WHAT YOU SHOULD DO: Where a line contains the word "vector", copy that line.

* begin ROWS *

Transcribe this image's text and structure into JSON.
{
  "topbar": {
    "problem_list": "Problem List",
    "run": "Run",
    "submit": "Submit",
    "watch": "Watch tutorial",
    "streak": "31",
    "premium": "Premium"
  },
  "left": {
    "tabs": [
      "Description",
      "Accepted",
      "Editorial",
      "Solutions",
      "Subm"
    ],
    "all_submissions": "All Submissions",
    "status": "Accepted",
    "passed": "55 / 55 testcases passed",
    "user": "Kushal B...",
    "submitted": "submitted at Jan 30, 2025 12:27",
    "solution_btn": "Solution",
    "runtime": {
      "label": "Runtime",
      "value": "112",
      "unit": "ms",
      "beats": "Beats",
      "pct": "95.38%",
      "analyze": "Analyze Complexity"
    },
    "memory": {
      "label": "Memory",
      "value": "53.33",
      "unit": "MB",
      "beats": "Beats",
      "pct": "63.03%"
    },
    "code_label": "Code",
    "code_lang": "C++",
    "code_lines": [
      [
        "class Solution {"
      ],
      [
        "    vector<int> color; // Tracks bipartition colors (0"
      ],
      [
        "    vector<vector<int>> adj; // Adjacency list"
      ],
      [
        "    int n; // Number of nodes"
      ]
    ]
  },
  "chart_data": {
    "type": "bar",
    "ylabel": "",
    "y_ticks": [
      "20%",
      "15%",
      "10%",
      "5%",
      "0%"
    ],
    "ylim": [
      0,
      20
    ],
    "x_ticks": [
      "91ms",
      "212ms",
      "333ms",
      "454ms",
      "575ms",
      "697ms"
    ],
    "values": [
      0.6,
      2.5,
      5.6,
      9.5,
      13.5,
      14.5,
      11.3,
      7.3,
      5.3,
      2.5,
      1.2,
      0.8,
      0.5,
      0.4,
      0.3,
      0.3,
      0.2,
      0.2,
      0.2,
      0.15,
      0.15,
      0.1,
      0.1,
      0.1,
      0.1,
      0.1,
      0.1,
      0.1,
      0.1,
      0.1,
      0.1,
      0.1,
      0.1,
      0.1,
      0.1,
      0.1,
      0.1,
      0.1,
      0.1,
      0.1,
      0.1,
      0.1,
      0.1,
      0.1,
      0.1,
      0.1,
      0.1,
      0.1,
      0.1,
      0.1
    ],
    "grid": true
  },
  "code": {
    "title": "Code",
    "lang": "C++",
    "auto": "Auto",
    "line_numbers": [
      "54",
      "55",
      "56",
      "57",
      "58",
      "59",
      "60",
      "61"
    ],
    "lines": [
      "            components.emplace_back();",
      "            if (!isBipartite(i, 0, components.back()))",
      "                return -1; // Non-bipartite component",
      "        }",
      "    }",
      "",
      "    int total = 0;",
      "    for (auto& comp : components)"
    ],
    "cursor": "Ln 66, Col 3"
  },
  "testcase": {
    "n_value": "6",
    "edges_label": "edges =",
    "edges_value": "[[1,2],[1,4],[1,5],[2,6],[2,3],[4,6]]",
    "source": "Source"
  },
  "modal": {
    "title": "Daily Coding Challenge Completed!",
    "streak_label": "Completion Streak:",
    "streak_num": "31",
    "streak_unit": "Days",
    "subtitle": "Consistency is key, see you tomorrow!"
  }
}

* end ROWS *

SOLVED PROBLEM:
        "    vector<int> color; // Tracks bipartition colors (0"
        "    vector<vector<int>> adj; // Adjacency list"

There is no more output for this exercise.